* **Task goal**
Search the material for "Sign" and show all lines that contain it.

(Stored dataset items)
----------

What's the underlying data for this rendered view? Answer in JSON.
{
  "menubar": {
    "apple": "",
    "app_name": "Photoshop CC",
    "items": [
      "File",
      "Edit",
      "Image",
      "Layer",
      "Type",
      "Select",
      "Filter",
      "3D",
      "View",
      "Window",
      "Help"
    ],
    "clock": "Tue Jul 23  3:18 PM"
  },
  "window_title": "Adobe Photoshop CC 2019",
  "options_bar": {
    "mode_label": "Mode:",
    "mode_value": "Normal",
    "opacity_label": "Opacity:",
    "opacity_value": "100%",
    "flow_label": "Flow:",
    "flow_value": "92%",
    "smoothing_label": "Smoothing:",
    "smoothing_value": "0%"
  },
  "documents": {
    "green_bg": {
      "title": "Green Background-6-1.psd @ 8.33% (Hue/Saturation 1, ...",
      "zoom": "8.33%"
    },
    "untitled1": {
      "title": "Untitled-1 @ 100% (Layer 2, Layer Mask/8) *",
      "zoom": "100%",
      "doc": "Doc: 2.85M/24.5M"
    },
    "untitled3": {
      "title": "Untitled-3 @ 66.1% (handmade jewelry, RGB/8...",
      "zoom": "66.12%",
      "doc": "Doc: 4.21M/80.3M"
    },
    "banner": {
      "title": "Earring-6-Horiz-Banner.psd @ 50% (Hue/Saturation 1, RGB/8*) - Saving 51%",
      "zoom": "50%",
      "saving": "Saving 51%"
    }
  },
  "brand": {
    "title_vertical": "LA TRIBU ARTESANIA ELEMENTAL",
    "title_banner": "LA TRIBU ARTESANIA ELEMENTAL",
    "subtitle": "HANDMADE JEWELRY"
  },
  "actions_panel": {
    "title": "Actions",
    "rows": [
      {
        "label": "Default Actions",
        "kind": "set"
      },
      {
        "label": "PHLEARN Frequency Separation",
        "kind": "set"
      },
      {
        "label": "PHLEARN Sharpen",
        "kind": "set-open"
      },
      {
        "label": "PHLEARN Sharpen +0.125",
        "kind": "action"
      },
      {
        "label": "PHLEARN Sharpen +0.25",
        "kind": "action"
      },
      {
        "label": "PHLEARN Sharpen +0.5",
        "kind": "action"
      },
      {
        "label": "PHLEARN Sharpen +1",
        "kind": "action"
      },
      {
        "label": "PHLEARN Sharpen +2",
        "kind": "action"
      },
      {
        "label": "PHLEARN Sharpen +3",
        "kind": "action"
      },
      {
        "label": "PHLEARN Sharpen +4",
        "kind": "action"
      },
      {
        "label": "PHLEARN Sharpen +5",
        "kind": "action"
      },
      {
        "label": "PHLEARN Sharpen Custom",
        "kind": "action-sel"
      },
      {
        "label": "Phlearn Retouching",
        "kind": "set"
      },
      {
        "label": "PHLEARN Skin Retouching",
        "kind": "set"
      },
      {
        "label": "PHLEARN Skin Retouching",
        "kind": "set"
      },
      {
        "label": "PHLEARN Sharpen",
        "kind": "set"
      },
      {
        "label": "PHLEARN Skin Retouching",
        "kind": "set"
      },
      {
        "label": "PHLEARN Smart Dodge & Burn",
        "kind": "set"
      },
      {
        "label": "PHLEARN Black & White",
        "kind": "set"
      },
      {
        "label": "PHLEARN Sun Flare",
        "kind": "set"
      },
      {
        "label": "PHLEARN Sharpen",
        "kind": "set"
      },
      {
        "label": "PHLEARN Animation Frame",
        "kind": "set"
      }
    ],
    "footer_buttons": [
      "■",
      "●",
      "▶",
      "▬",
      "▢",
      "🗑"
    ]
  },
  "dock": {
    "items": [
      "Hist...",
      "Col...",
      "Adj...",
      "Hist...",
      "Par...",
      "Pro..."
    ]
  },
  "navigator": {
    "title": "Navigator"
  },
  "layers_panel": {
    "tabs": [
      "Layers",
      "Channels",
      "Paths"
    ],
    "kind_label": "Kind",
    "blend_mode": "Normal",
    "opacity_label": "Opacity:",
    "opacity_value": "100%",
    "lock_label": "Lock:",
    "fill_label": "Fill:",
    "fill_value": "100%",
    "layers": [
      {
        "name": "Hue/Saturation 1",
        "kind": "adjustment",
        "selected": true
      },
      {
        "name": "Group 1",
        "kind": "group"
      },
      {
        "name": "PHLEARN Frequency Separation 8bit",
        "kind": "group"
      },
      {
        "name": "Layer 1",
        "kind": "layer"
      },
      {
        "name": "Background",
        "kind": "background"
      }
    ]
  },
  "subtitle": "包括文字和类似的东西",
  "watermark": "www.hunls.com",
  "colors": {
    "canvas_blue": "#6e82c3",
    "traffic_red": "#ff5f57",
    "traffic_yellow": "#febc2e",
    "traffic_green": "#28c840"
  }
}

----------

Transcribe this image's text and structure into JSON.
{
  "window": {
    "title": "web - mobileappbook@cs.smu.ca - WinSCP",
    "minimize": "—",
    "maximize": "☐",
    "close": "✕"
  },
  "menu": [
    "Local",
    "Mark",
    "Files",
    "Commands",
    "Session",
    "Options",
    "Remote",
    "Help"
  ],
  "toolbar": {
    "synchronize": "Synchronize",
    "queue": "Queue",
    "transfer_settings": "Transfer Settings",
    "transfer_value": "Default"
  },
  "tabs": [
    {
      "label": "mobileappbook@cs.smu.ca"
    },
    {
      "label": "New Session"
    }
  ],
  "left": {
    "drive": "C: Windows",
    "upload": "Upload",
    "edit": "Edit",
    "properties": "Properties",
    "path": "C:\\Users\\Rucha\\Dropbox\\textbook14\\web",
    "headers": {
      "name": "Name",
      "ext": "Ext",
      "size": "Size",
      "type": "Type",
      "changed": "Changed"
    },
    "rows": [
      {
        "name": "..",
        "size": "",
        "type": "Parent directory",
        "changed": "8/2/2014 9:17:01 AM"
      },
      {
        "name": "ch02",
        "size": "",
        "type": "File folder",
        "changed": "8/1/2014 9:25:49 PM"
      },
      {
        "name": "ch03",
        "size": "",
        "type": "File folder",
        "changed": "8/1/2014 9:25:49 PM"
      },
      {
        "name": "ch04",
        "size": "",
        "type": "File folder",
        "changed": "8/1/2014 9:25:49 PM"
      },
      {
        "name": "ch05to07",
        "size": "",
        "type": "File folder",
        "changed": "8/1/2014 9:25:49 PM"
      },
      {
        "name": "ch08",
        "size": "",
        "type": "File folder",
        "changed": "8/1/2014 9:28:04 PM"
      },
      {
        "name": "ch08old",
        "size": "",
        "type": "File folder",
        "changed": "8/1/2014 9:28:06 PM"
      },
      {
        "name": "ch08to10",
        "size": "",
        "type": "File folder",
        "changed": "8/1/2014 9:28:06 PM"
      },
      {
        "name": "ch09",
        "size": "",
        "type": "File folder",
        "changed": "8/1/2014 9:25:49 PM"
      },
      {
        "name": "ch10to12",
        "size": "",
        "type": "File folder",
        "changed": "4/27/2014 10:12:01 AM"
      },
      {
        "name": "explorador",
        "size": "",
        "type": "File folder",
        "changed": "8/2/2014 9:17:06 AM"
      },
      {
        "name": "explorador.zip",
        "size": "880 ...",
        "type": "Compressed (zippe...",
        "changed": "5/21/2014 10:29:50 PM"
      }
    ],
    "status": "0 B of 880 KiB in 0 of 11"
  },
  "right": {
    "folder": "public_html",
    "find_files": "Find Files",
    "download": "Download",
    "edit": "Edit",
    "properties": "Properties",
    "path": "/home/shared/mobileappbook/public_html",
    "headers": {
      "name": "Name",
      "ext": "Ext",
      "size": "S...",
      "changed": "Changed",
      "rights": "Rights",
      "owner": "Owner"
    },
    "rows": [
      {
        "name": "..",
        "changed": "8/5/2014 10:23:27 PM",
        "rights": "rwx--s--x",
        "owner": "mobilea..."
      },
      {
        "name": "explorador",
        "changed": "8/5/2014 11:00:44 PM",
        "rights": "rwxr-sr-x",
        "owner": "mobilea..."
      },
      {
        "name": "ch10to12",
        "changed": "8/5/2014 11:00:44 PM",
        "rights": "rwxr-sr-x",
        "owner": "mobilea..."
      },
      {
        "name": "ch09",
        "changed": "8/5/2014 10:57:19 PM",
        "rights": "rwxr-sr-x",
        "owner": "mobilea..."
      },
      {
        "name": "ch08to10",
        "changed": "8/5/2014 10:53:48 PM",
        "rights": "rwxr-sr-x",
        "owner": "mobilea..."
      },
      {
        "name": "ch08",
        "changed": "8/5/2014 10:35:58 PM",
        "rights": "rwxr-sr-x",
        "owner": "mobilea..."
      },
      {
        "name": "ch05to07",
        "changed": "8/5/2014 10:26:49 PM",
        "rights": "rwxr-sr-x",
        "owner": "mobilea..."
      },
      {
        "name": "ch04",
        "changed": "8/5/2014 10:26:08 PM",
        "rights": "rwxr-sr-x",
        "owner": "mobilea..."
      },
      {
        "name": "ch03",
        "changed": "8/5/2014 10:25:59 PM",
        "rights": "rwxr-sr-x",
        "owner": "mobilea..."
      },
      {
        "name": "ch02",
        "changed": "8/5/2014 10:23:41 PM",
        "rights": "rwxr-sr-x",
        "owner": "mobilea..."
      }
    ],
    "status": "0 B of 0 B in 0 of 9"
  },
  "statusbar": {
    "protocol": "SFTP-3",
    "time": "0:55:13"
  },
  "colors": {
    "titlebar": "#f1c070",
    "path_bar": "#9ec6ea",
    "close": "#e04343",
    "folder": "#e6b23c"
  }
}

----------

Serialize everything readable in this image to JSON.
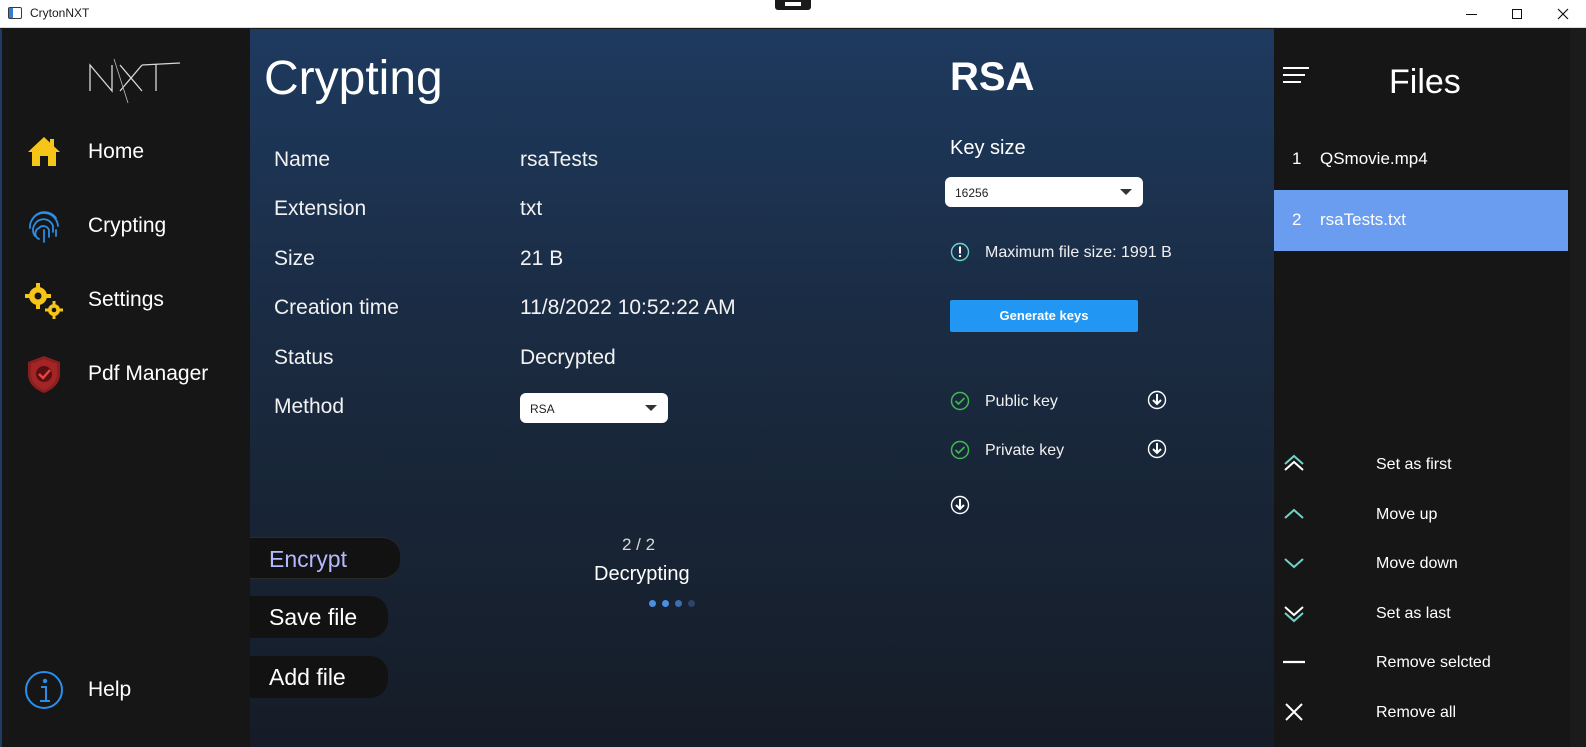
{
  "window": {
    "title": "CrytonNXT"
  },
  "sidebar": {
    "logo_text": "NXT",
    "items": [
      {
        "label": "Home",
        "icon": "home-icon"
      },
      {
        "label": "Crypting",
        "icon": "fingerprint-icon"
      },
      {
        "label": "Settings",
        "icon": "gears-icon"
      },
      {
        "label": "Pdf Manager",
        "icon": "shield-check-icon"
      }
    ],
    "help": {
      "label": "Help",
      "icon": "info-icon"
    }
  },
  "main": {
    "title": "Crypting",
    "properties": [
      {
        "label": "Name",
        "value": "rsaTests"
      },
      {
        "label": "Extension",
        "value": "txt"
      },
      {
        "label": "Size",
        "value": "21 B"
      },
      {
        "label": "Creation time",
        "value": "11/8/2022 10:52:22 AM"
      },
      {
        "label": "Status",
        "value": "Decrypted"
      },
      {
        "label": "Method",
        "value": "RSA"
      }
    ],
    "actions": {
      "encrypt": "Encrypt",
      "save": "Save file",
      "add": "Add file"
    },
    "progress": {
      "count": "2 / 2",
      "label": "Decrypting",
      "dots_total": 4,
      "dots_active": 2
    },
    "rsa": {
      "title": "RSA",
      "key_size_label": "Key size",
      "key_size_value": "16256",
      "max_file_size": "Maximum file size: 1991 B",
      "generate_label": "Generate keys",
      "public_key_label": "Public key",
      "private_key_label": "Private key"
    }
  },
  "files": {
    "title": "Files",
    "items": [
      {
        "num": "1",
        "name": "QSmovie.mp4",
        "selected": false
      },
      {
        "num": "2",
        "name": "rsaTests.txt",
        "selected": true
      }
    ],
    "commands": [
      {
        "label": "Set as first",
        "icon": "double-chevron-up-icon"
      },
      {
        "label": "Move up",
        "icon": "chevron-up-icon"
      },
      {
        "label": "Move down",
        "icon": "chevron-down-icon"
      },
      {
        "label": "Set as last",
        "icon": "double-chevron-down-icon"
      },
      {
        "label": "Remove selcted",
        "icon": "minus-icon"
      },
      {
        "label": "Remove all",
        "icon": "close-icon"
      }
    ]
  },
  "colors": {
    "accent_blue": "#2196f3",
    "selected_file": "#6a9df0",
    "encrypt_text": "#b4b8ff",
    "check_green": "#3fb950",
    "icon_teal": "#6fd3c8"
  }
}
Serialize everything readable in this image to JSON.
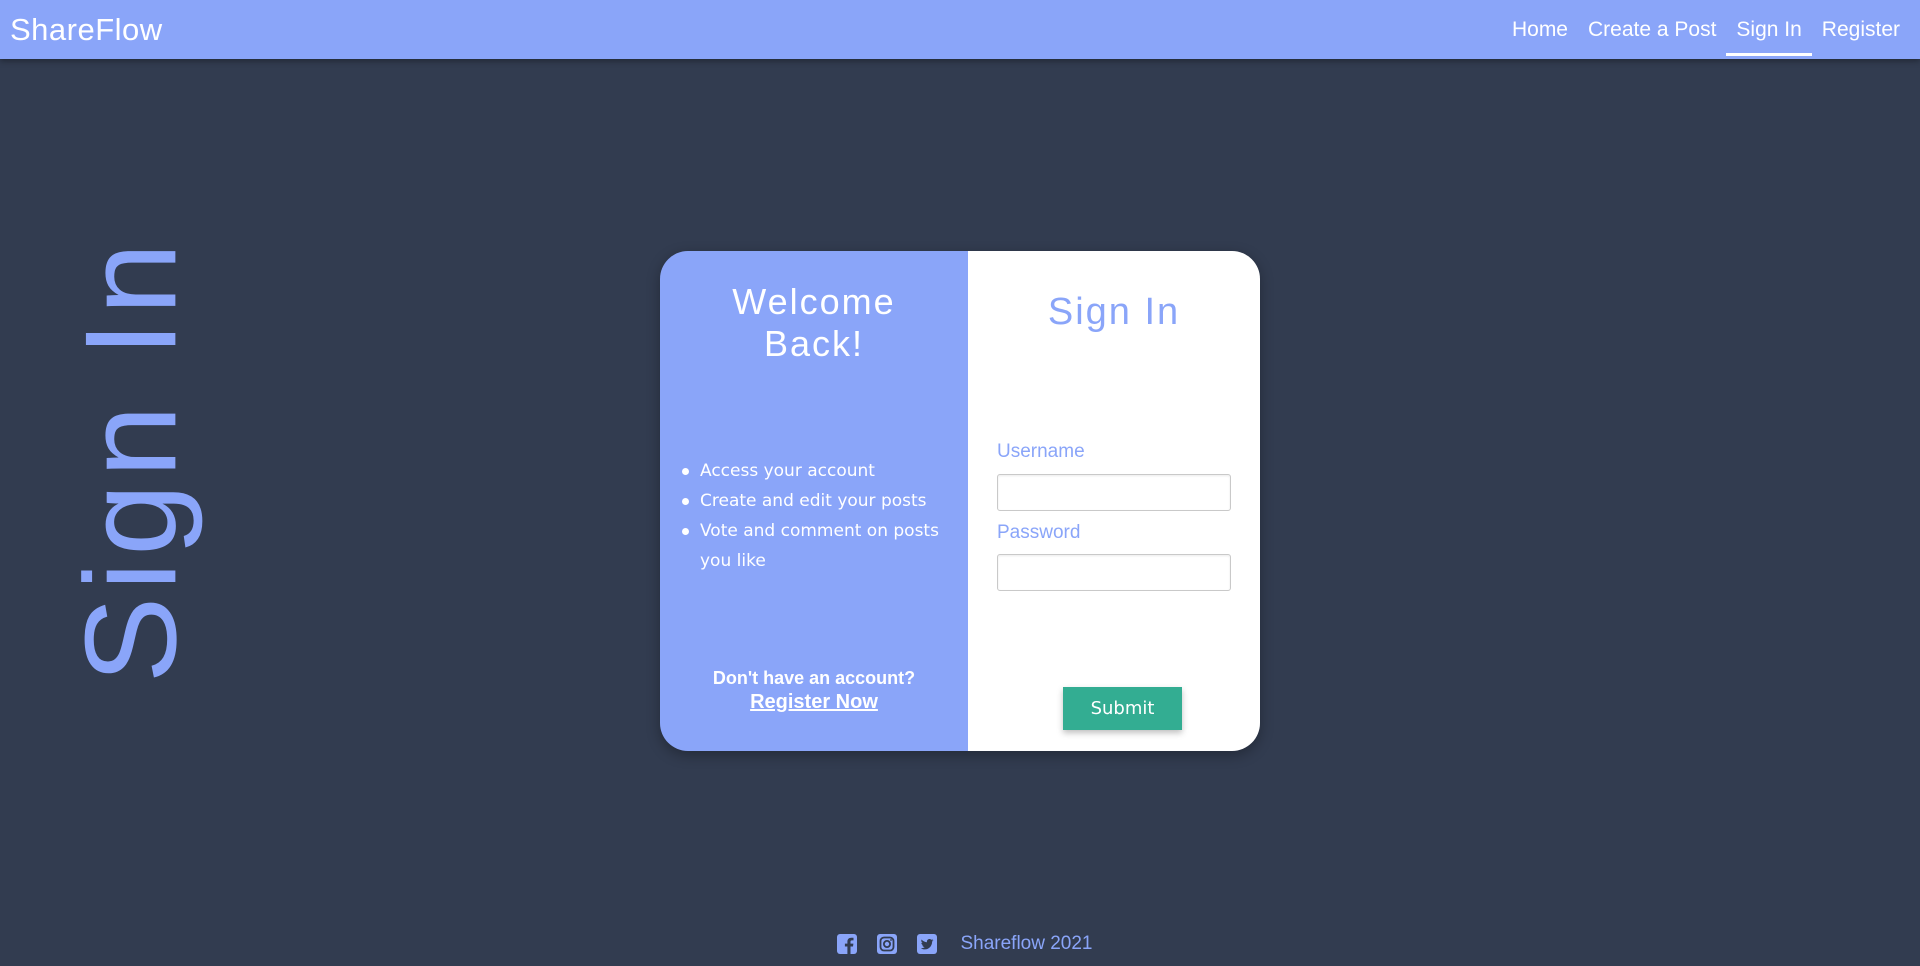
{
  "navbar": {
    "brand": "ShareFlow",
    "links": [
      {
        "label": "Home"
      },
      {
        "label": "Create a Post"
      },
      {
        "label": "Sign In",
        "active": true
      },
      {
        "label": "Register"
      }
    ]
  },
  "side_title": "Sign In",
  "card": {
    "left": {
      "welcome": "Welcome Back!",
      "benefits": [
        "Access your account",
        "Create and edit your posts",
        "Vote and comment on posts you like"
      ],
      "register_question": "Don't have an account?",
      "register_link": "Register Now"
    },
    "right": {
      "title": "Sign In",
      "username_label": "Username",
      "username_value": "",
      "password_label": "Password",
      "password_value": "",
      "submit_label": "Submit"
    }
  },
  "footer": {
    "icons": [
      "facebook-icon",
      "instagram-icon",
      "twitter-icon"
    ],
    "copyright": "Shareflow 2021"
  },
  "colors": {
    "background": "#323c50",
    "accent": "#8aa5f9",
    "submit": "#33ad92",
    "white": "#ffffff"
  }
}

----------

* **The answer**
        "label": "Sign In",
  "side_title": "Sign In",
      "title": "Sign In",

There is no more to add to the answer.